▸ Given problem
Omit all pictures and give the records below again exactly as written.

▸ Material

···

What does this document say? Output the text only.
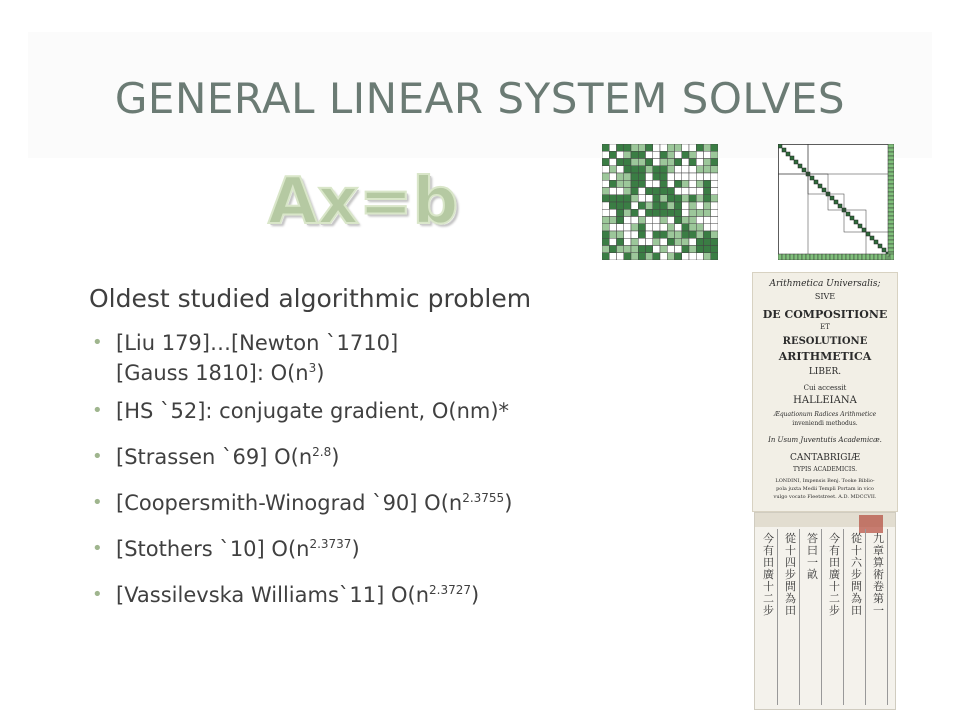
GENERAL LINEAR SYSTEM SOLVES
Ax=b
Oldest studied algorithmic problem
• [Liu 179]…[Newton `1710]
[Gauss 1810]: $O(n^3)$
• [HS `52]: conjugate gradient, O(nm)*
• [Strassen `69] $O(n^{2.8})$
• [Coopersmith-Winograd `90] $O(n^{2.3755})$
• [Stothers `10] $O(n^{2.3737})$
• [Vassilevska Williams`11] $O(n^{2.3727})$
Arithmetica Universalis;
SIVE
DE COMPOSITIONE
ET
RESOLUTIONE
ARITHMETICA
LIBER.
Cui accessit
HALLEIANA
Æquationum Radices Arithmetice
inveniendi methodus.
In Usum Juventutis Academicæ.
CANTABRIGIÆ
TYPIS ACADEMICIS.
LONDINI, Impensis Benj. Tooke Biblio-
pola juxta Medii Templi Portam in vico
vulgo vocato Fleetstreet. A.D. MDCCVII.
今有田廣十二步
從十四步問為田
答曰一畝
今有田廣十二步
從十六步問為田
九章算術卷第一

···

▸ Answer to this task
What does this document say? Output the text only.
GENERAL LINEAR SYSTEM SOLVES
Ax=b
Oldest studied algorithmic problem
• [Liu 179]…[Newton `1710]
[Gauss 1810]: $O(n^3)$
• [HS `52]: conjugate gradient, O(nm)*
• [Strassen `69] $O(n^{2.8})$
• [Coopersmith-Winograd `90] $O(n^{2.3755})$
• [Stothers `10] $O(n^{2.3737})$
• [Vassilevska Williams`11] $O(n^{2.3727})$
Arithmetica Universalis;
SIVE
DE COMPOSITIONE
ET
RESOLUTIONE
ARITHMETICA
LIBER.
Cui accessit
HALLEIANA
Æquationum Radices Arithmetice
inveniendi methodus.
In Usum Juventutis Academicæ.
CANTABRIGIÆ
TYPIS ACADEMICIS.
LONDINI, Impensis Benj. Tooke Biblio-
pola juxta Medii Templi Portam in vico
vulgo vocato Fleetstreet. A.D. MDCCVII.
今有田廣十二步
從十四步問為田
答曰一畝
今有田廣十二步
從十六步問為田
九章算術卷第一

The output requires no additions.